**Aim of the task**
Identify and reproduce every line holding the string "assez".

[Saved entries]
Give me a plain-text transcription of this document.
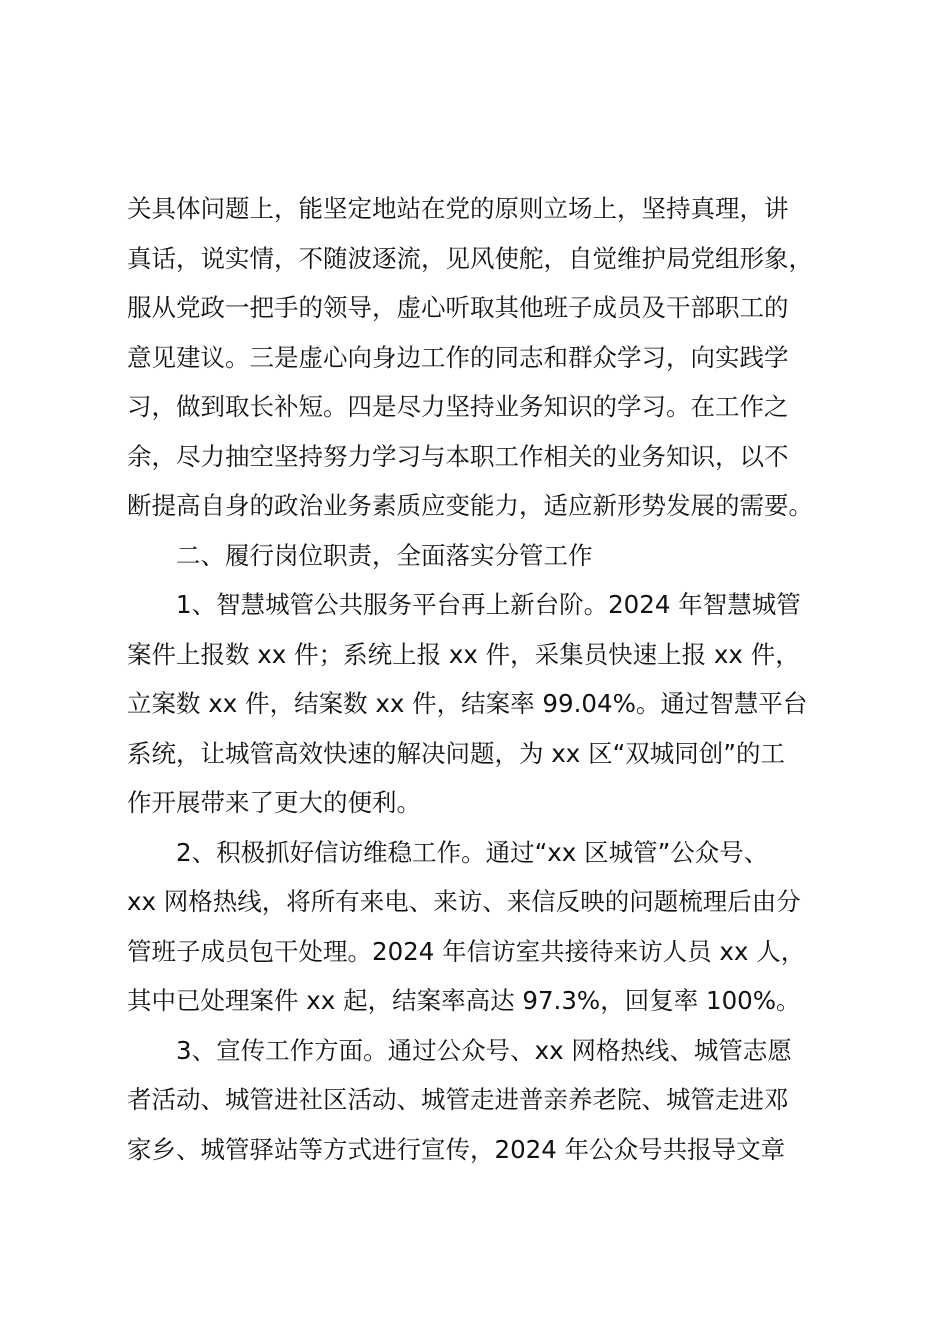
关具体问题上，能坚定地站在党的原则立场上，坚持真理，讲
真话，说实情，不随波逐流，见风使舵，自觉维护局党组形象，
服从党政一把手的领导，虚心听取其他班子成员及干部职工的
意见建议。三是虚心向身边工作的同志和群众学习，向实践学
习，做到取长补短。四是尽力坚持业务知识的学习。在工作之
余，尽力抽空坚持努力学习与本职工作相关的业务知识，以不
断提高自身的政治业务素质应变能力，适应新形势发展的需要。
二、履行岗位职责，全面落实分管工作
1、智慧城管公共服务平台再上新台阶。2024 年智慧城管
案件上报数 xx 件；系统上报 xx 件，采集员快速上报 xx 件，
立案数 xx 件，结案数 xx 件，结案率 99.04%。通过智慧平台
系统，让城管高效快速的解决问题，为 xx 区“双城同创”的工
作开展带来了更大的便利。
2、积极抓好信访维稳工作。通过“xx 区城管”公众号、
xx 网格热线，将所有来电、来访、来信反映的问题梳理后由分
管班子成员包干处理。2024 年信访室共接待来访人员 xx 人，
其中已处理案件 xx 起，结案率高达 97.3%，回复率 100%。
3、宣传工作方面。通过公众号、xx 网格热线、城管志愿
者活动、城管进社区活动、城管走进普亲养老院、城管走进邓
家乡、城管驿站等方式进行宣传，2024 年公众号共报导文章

* * *

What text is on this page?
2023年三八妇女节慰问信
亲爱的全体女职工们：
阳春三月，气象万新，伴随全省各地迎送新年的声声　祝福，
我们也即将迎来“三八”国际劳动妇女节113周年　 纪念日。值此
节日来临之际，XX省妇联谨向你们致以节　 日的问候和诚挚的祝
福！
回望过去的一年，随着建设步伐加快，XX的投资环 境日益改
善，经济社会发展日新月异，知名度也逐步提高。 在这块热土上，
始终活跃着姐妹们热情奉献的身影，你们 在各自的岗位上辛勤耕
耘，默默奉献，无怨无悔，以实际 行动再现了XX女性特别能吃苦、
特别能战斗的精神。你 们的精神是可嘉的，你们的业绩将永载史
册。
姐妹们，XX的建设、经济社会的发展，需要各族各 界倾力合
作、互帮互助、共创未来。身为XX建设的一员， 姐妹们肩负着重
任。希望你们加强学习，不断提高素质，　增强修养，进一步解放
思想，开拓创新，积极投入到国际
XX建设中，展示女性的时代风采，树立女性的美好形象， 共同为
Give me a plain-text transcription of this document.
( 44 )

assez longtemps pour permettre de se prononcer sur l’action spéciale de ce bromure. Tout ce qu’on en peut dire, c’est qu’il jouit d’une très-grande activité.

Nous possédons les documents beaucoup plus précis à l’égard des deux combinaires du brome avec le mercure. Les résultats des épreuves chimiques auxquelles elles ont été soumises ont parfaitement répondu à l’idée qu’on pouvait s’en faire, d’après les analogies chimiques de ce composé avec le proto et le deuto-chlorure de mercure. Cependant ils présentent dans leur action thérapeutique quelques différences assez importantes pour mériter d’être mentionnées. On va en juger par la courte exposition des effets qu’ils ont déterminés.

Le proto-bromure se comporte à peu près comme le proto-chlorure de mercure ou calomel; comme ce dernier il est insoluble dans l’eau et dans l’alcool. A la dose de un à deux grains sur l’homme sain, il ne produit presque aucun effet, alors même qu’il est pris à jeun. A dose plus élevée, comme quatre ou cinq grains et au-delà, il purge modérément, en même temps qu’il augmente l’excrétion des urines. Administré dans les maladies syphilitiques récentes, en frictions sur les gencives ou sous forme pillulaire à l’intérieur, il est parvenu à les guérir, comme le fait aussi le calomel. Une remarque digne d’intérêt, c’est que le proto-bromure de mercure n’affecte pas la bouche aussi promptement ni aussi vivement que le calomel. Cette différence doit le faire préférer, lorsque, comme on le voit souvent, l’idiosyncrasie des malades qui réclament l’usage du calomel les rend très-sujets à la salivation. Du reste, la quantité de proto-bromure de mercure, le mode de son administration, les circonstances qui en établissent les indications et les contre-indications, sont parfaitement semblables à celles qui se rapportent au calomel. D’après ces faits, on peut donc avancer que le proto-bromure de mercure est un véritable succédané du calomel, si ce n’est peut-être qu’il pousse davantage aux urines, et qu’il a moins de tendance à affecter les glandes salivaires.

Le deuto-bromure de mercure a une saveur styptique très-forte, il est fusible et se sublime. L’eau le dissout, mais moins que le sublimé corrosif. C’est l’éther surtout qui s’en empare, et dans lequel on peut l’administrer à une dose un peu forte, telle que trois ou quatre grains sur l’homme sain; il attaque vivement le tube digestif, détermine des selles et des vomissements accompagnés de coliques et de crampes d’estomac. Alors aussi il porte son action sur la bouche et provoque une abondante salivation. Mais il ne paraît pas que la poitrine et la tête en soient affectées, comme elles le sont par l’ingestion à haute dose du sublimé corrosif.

**Response to this exercise**
assez longtemps pour permettre de se prononcer sur l’action spéciale de ce bromure. Tout ce qu’on en peut dire, c’est qu’il jouit d’une très-grande activité.
Nous possédons les documents beaucoup plus précis à l’égard des deux combinaires du brome avec le mercure. Les résultats des épreuves chimiques auxquelles elles ont été soumises ont parfaitement répondu à l’idée qu’on pouvait s’en faire, d’après les analogies chimiques de ce composé avec le proto et le deuto-chlorure de mercure. Cependant ils présentent dans leur action thérapeutique quelques différences assez importantes pour mériter d’être mentionnées. On va en juger par la courte exposition des effets qu’ils ont déterminés.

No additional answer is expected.